• **Short problem**: All of the entries need to be written out again, exactly as they are.

──────── Supplied records

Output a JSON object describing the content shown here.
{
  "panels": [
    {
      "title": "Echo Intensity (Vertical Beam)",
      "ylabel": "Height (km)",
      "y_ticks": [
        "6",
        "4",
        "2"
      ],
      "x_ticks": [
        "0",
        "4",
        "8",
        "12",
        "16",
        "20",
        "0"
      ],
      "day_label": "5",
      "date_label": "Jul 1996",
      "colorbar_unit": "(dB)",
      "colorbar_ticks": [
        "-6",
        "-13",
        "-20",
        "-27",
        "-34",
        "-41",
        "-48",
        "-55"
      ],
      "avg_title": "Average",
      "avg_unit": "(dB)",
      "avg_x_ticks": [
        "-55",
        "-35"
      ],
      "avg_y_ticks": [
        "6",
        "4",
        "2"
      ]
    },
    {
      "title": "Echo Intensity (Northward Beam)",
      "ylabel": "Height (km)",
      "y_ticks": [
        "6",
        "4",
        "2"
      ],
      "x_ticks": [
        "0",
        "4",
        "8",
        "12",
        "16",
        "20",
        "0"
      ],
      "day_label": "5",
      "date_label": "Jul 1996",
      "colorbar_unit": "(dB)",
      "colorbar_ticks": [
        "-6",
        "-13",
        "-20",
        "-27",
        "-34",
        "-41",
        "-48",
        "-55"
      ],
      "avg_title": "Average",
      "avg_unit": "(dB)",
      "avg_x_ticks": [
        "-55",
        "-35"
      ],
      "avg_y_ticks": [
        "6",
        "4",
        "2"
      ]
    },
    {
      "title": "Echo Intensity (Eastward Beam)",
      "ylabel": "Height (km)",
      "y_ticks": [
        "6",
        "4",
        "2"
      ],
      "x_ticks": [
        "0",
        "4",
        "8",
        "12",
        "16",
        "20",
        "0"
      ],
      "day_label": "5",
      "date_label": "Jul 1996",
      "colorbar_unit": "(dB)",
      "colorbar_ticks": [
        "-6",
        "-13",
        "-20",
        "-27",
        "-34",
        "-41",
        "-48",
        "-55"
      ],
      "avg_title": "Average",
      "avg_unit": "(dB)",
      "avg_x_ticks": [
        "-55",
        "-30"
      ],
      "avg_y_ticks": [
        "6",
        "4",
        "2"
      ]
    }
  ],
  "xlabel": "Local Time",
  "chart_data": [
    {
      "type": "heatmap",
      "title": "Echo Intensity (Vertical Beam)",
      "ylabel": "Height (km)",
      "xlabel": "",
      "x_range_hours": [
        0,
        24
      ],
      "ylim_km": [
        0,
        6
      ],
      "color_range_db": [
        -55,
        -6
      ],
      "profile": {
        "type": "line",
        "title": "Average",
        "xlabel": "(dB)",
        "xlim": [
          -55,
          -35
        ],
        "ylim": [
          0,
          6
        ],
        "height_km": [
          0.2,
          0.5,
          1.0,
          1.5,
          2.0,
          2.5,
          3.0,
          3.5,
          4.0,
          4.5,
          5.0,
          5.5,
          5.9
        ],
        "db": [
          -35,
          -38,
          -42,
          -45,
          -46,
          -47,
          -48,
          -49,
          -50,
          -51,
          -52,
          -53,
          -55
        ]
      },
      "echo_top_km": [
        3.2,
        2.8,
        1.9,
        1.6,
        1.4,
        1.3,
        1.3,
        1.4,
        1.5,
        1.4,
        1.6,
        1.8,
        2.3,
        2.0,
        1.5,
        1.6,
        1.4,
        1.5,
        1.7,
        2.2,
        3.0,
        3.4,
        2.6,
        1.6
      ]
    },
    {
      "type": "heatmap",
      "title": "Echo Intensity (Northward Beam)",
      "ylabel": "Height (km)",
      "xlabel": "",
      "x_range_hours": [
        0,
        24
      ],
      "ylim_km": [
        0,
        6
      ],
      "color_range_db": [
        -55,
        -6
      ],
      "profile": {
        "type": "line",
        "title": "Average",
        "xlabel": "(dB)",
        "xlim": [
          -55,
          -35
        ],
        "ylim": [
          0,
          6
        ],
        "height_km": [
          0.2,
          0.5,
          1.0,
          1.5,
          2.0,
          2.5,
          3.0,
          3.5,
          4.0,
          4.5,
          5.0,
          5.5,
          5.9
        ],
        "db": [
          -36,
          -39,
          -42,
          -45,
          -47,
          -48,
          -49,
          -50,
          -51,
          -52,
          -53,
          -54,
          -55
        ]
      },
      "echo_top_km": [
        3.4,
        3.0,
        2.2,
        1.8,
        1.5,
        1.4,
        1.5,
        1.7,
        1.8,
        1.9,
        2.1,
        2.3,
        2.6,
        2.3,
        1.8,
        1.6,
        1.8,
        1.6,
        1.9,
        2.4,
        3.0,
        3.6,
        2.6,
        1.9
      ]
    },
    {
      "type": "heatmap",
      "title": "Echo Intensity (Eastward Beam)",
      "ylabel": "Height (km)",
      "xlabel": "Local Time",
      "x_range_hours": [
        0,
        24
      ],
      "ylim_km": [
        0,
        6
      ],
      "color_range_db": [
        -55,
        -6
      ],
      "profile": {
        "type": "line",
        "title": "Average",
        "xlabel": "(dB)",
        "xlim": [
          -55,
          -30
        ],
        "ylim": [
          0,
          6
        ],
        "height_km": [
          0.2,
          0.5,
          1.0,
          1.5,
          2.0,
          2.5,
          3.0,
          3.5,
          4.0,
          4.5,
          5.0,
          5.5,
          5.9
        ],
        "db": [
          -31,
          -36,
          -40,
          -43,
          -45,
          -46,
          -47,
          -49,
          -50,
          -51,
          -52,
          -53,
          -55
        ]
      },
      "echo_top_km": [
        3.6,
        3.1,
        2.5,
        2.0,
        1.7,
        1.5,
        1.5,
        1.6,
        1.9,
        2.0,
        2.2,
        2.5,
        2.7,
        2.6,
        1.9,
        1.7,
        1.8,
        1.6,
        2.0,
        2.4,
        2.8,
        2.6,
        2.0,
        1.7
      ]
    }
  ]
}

────────────────

• **Written solution**:
Output a JSON object describing the content shown here.
{
  "panels": [
    {
      "title": "Echo Intensity (Vertical Beam)",
      "ylabel": "Height (km)",
      "y_ticks": [
        "6",
        "4",
        "2"
      ],
      "x_ticks": [
        "0",
        "4",
        "8",
        "12",
        "16",
        "20",
        "0"
      ],
      "day_label": "5",
      "date_label": "Jul 1996",
      "colorbar_unit": "(dB)",
      "colorbar_ticks": [
        "-6",
        "-13",
        "-20",
        "-27",
        "-34",
        "-41",
        "-48",
        "-55"
      ],
      "avg_title": "Average",
      "avg_unit": "(dB)",
      "avg_x_ticks": [
        "-55",
        "-35"
      ],
      "avg_y_ticks": [
        "6",
        "4",
        "2"
      ]
    },
    {
      "title": "Echo Intensity (Northward Beam)",
      "ylabel": "Height (km)",
      "y_ticks": [
        "6",
        "4",
        "2"
      ],
      "x_ticks": [
        "0",
        "4",
        "8",
        "12",
        "16",
        "20",
        "0"
      ],
      "day_label": "5",
      "date_label": "Jul 1996",
      "colorbar_unit": "(dB)",
      "colorbar_ticks": [
        "-6",
        "-13",
        "-20",
        "-27",
        "-34",
        "-41",
        "-48",
        "-55"
      ],
      "avg_title": "Average",
      "avg_unit": "(dB)",
      "avg_x_ticks": [
        "-55",
        "-35"
      ],
      "avg_y_ticks": [
        "6",
        "4",
        "2"
      ]
    },
    {
      "title": "Echo Intensity (Eastward Beam)",
      "ylabel": "Height (km)",
      "y_ticks": [
        "6",
        "4",
        "2"
      ],
      "x_ticks": [
        "0",
        "4",
        "8",
        "12",
        "16",
        "20",
        "0"
      ],
      "day_label": "5",
      "date_label": "Jul 1996",
      "colorbar_unit": "(dB)",
      "colorbar_ticks": [
        "-6",
        "-13",
        "-20",
        "-27",
        "-34",
        "-41",
        "-48",
        "-55"
      ],
      "avg_title": "Average",
      "avg_unit": "(dB)",
      "avg_x_ticks": [
        "-55",
        "-30"
      ],
      "avg_y_ticks": [
        "6",
        "4",
        "2"
      ]
    }
  ],
  "xlabel": "Local Time",
  "chart_data": [
    {
      "type": "heatmap",
      "title": "Echo Intensity (Vertical Beam)",
      "ylabel": "Height (km)",
      "xlabel": "",
      "x_range_hours": [
        0,
        24
      ],
      "ylim_km": [
        0,
        6
      ],
      "color_range_db": [
        -55,
        -6
      ],
      "profile": {
        "type": "line",
        "title": "Average",
        "xlabel": "(dB)",
        "xlim": [
          -55,
          -35
        ],
        "ylim": [
          0,
          6
        ],
        "height_km": [
          0.2,
          0.5,
          1.0,
          1.5,
          2.0,
          2.5,
          3.0,
          3.5,
          4.0,
          4.5,
          5.0,
          5.5,
          5.9
        ],
        "db": [
          -35,
          -38,
          -42,
          -45,
          -46,
          -47,
          -48,
          -49,
          -50,
          -51,
          -52,
          -53,
          -55
        ]
      },
      "echo_top_km": [
        3.2,
        2.8,
        1.9,
        1.6,
        1.4,
        1.3,
        1.3,
        1.4,
        1.5,
        1.4,
        1.6,
        1.8,
        2.3,
        2.0,
        1.5,
        1.6,
        1.4,
        1.5,
        1.7,
        2.2,
        3.0,
        3.4,
        2.6,
        1.6
      ]
    },
    {
      "type": "heatmap",
      "title": "Echo Intensity (Northward Beam)",
      "ylabel": "Height (km)",
      "xlabel": "",
      "x_range_hours": [
        0,
        24
      ],
      "ylim_km": [
        0,
        6
      ],
      "color_range_db": [
        -55,
        -6
      ],
      "profile": {
        "type": "line",
        "title": "Average",
        "xlabel": "(dB)",
        "xlim": [
          -55,
          -35
        ],
        "ylim": [
          0,
          6
        ],
        "height_km": [
          0.2,
          0.5,
          1.0,
          1.5,
          2.0,
          2.5,
          3.0,
          3.5,
          4.0,
          4.5,
          5.0,
          5.5,
          5.9
        ],
        "db": [
          -36,
          -39,
          -42,
          -45,
          -47,
          -48,
          -49,
          -50,
          -51,
          -52,
          -53,
          -54,
          -55
        ]
      },
      "echo_top_km": [
        3.4,
        3.0,
        2.2,
        1.8,
        1.5,
        1.4,
        1.5,
        1.7,
        1.8,
        1.9,
        2.1,
        2.3,
        2.6,
        2.3,
        1.8,
        1.6,
        1.8,
        1.6,
        1.9,
        2.4,
        3.0,
        3.6,
        2.6,
        1.9
      ]
    },
    {
      "type": "heatmap",
      "title": "Echo Intensity (Eastward Beam)",
      "ylabel": "Height (km)",
      "xlabel": "Local Time",
      "x_range_hours": [
        0,
        24
      ],
      "ylim_km": [
        0,
        6
      ],
      "color_range_db": [
        -55,
        -6
      ],
      "profile": {
        "type": "line",
        "title": "Average",
        "xlabel": "(dB)",
        "xlim": [
          -55,
          -30
        ],
        "ylim": [
          0,
          6
        ],
        "height_km": [
          0.2,
          0.5,
          1.0,
          1.5,
          2.0,
          2.5,
          3.0,
          3.5,
          4.0,
          4.5,
          5.0,
          5.5,
          5.9
        ],
        "db": [
          -31,
          -36,
          -40,
          -43,
          -45,
          -46,
          -47,
          -49,
          -50,
          -51,
          -52,
          -53,
          -55
        ]
      },
      "echo_top_km": [
        3.6,
        3.1,
        2.5,
        2.0,
        1.7,
        1.5,
        1.5,
        1.6,
        1.9,
        2.0,
        2.2,
        2.5,
        2.7,
        2.6,
        1.9,
        1.7,
        1.8,
        1.6,
        2.0,
        2.4,
        2.8,
        2.6,
        2.0,
        1.7
      ]
    }
  ]
}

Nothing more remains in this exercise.